━━ Data rows ━━

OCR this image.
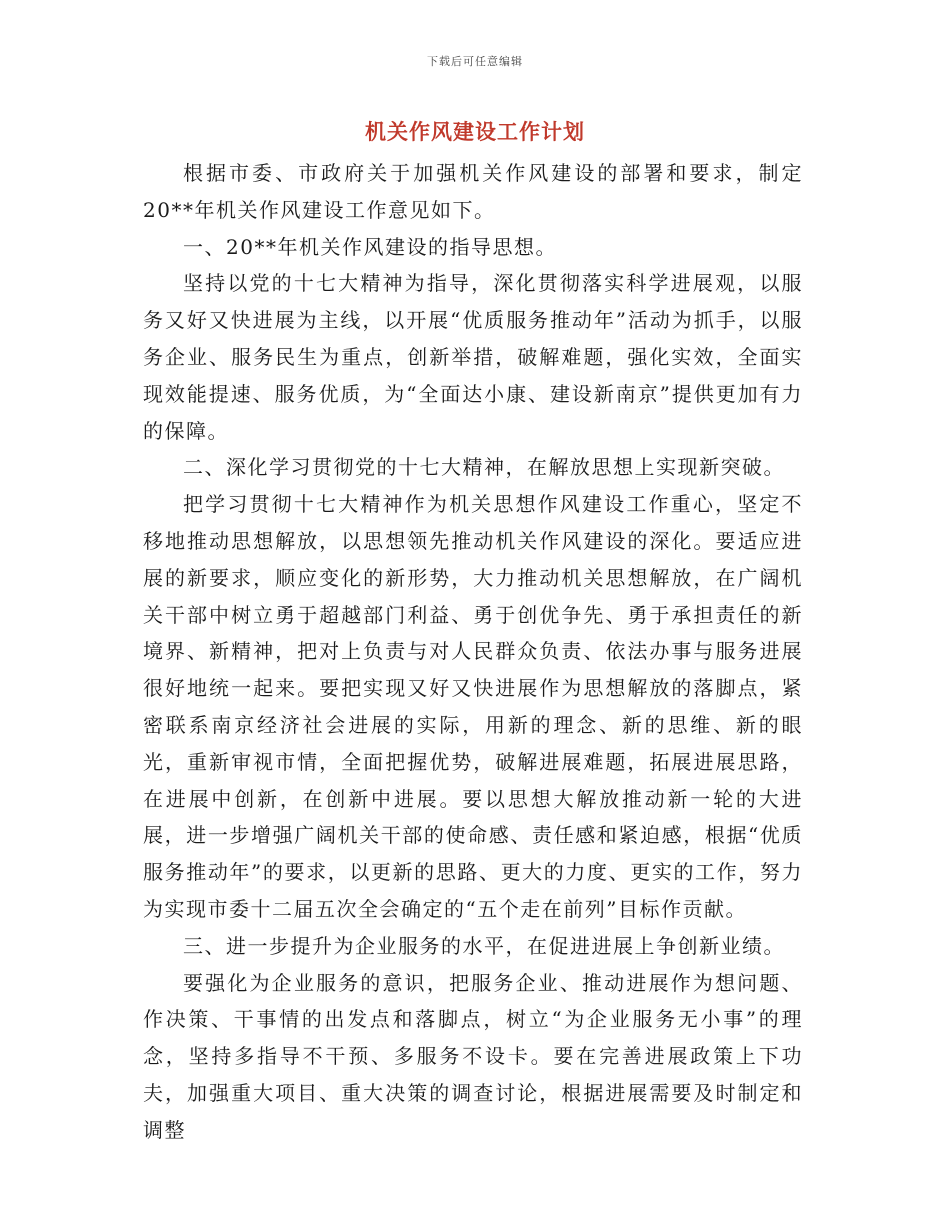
下载后可任意编辑
机关作风建设工作计划

根据市委、市政府关于加强机关作风建设的部署和要求，制定20**年机关作风建设工作意见如下。

一、20**年机关作风建设的指导思想。

坚持以党的十七大精神为指导，深化贯彻落实科学进展观，以服务又好又快进展为主线，以开展“优质服务推动年”活动为抓手，以服务企业、服务民生为重点，创新举措，破解难题，强化实效，全面实现效能提速、服务优质，为“全面达小康、建设新南京”提供更加有力的保障。

二、深化学习贯彻党的十七大精神，在解放思想上实现新突破。

把学习贯彻十七大精神作为机关思想作风建设工作重心，坚定不移地推动思想解放，以思想领先推动机关作风建设的深化。要适应进展的新要求，顺应变化的新形势，大力推动机关思想解放，在广阔机关干部中树立勇于超越部门利益、勇于创优争先、勇于承担责任的新境界、新精神，把对上负责与对人民群众负责、依法办事与服务进展很好地统一起来。要把实现又好又快进展作为思想解放的落脚点，紧密联系南京经济社会进展的实际，用新的理念、新的思维、新的眼光，重新审视市情，全面把握优势，破解进展难题，拓展进展思路，在进展中创新，在创新中进展。要以思想大解放推动新一轮的大进展，进一步增强广阔机关干部的使命感、责任感和紧迫感，根据“优质服务推动年”的要求，以更新的思路、更大的力度、更实的工作，努力为实现市委十二届五次全会确定的“五个走在前列”目标作贡献。

三、进一步提升为企业服务的水平，在促进进展上争创新业绩。

要强化为企业服务的意识，把服务企业、推动进展作为想问题、作决策、干事情的出发点和落脚点，树立“为企业服务无小事”的理念，坚持多指导不干预、多服务不设卡。要在完善进展政策上下功夫，加强重大项目、重大决策的调查讨论，根据进展需要及时制定和调整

━━━

Reproduce all the entries that precede this task, word for word, minus any pictures.

Result for this exercise:
OCR this image.
下载后可任意编辑
机关作风建设工作计划

根据市委、市政府关于加强机关作风建设的部署和要求，制定20**年机关作风建设工作意见如下。

一、20**年机关作风建设的指导思想。

坚持以党的十七大精神为指导，深化贯彻落实科学进展观，以服务又好又快进展为主线，以开展“优质服务推动年”活动为抓手，以服务企业、服务民生为重点，创新举措，破解难题，强化实效，全面实现效能提速、服务优质，为“全面达小康、建设新南京”提供更加有力的保障。

二、深化学习贯彻党的十七大精神，在解放思想上实现新突破。

把学习贯彻十七大精神作为机关思想作风建设工作重心，坚定不移地推动思想解放，以思想领先推动机关作风建设的深化。要适应进展的新要求，顺应变化的新形势，大力推动机关思想解放，在广阔机关干部中树立勇于超越部门利益、勇于创优争先、勇于承担责任的新境界、新精神，把对上负责与对人民群众负责、依法办事与服务进展很好地统一起来。要把实现又好又快进展作为思想解放的落脚点，紧密联系南京经济社会进展的实际，用新的理念、新的思维、新的眼光，重新审视市情，全面把握优势，破解进展难题，拓展进展思路，在进展中创新，在创新中进展。要以思想大解放推动新一轮的大进展，进一步增强广阔机关干部的使命感、责任感和紧迫感，根据“优质服务推动年”的要求，以更新的思路、更大的力度、更实的工作，努力为实现市委十二届五次全会确定的“五个走在前列”目标作贡献。

三、进一步提升为企业服务的水平，在促进进展上争创新业绩。

要强化为企业服务的意识，把服务企业、推动进展作为想问题、作决策、干事情的出发点和落脚点，树立“为企业服务无小事”的理念，坚持多指导不干预、多服务不设卡。要在完善进展政策上下功夫，加强重大项目、重大决策的调查讨论，根据进展需要及时制定和调整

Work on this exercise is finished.